* _Aim of the exercise_
Reproduce the data below in full and exclude every picture.

* _Data shown_
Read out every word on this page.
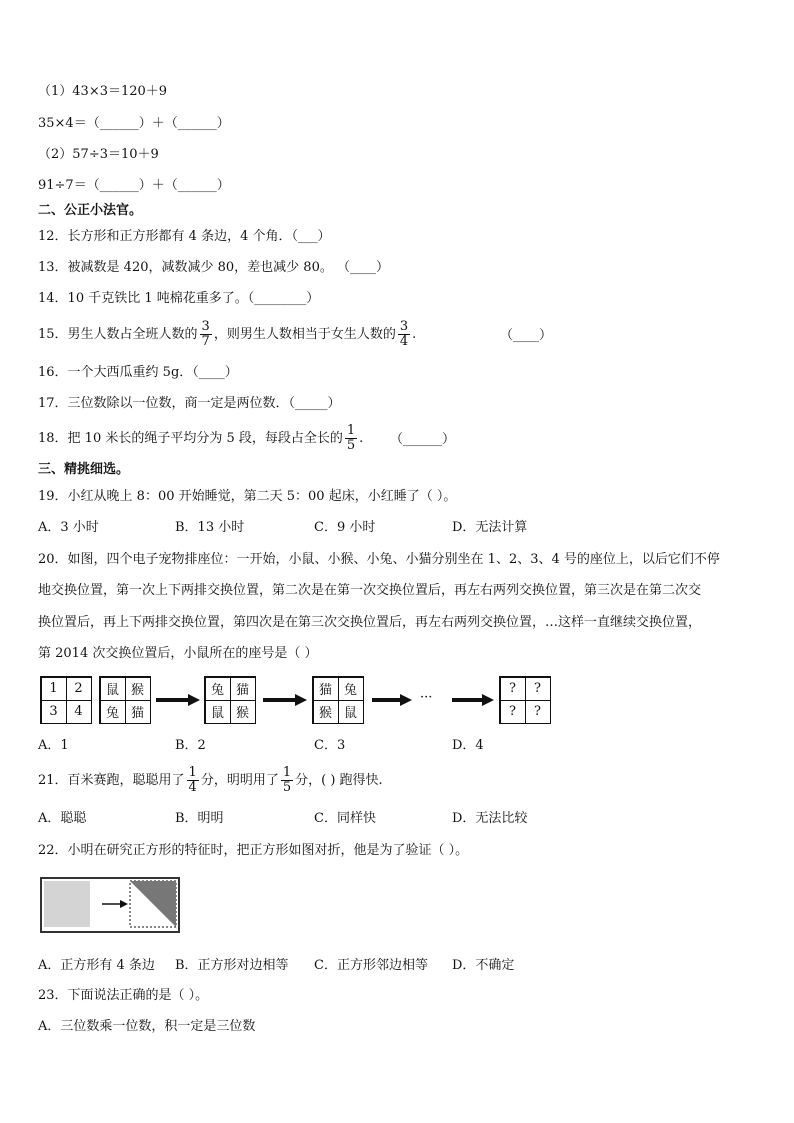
（1）43×3＝120＋9
35×4＝（______）＋（______）
（2）57÷3＝10＋9
91÷7＝（______）＋（______）
二、公正小法官。
12．长方形和正方形都有 4 条边，4 个角．（___）
13．被减数是 420，减数减少 80，差也减少 80。 （____）
14．10 千克铁比 1 吨棉花重多了。（________）
15．男生人数占全班人数的 $\frac{3}{7}$ ，则男生人数相当于女生人数的 $\frac{3}{4}$ .	（____）
16．一个大西瓜重约 5g．（____）
17．三位数除以一位数，商一定是两位数．（_____）
18．把 10 米长的绳子平均分为 5 段，每段占全长的 $\frac{1}{5}$ . （______）
三、精挑细选。
19．小红从晚上 8：00 开始睡觉，第二天 5：00 起床，小红睡了（ ）。
A．3 小时	B．13 小时	C．9 小时	D．无法计算
20．如图，四个电子宠物排座位：一开始，小鼠、小猴、小兔、小猫分别坐在 1、2、3、4 号的座位上，以后它们不停
地交换位置，第一次上下两排交换位置，第二次是在第一次交换位置后，再左右两列交换位置，第三次是在第二次交
换位置后，再上下两排交换位置，第四次是在第三次交换位置后，再左右两列交换位置，…这样一直继续交换位置，
第 2014 次交换位置后，小鼠所在的座号是（ ）
1	2
3	4
鼠 猴
兔 猫
兔 猫
鼠 猴
猫 兔
猴 鼠
···
?	?
?	?
A．1	B．2	C．3	D．4
21．百米赛跑，聪聪用了 $\frac{1}{4}$ 分，明明用了 $\frac{1}{5}$ 分，( ) 跑得快.
A．聪聪	B．明明	C．同样快	D．无法比较
22．小明在研究正方形的特征时，把正方形如图对折，他是为了验证（ ）。
A．正方形有 4 条边 B．正方形对边相等 C．正方形邻边相等 D．不确定
23．下面说法正确的是（ ）。
A．三位数乘一位数，积一定是三位数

* _Answer to the exercise_
Read out every word on this page.
（1）43×3＝120＋9
35×4＝（______）＋（______）
（2）57÷3＝10＋9
91÷7＝（______）＋（______）
二、公正小法官。
12．长方形和正方形都有 4 条边，4 个角．（___）
13．被减数是 420，减数减少 80，差也减少 80。 （____）
14．10 千克铁比 1 吨棉花重多了。（________）
15．男生人数占全班人数的 $\frac{3}{7}$ ，则男生人数相当于女生人数的 $\frac{3}{4}$ .	（____）
16．一个大西瓜重约 5g．（____）
17．三位数除以一位数，商一定是两位数．（_____）
18．把 10 米长的绳子平均分为 5 段，每段占全长的 $\frac{1}{5}$ . （______）
三、精挑细选。
19．小红从晚上 8：00 开始睡觉，第二天 5：00 起床，小红睡了（ ）。
A．3 小时	B．13 小时	C．9 小时	D．无法计算
20．如图，四个电子宠物排座位：一开始，小鼠、小猴、小兔、小猫分别坐在 1、2、3、4 号的座位上，以后它们不停
地交换位置，第一次上下两排交换位置，第二次是在第一次交换位置后，再左右两列交换位置，第三次是在第二次交
换位置后，再上下两排交换位置，第四次是在第三次交换位置后，再左右两列交换位置，…这样一直继续交换位置，
第 2014 次交换位置后，小鼠所在的座号是（ ）
1	2
3	4
鼠 猴
兔 猫
兔 猫
鼠 猴
猫 兔
猴 鼠
···
?	?
?	?
A．1	B．2	C．3	D．4
21．百米赛跑，聪聪用了 $\frac{1}{4}$ 分，明明用了 $\frac{1}{5}$ 分，( ) 跑得快.
A．聪聪	B．明明	C．同样快	D．无法比较
22．小明在研究正方形的特征时，把正方形如图对折，他是为了验证（ ）。
A．正方形有 4 条边 B．正方形对边相等 C．正方形邻边相等 D．不确定
23．下面说法正确的是（ ）。
A．三位数乘一位数，积一定是三位数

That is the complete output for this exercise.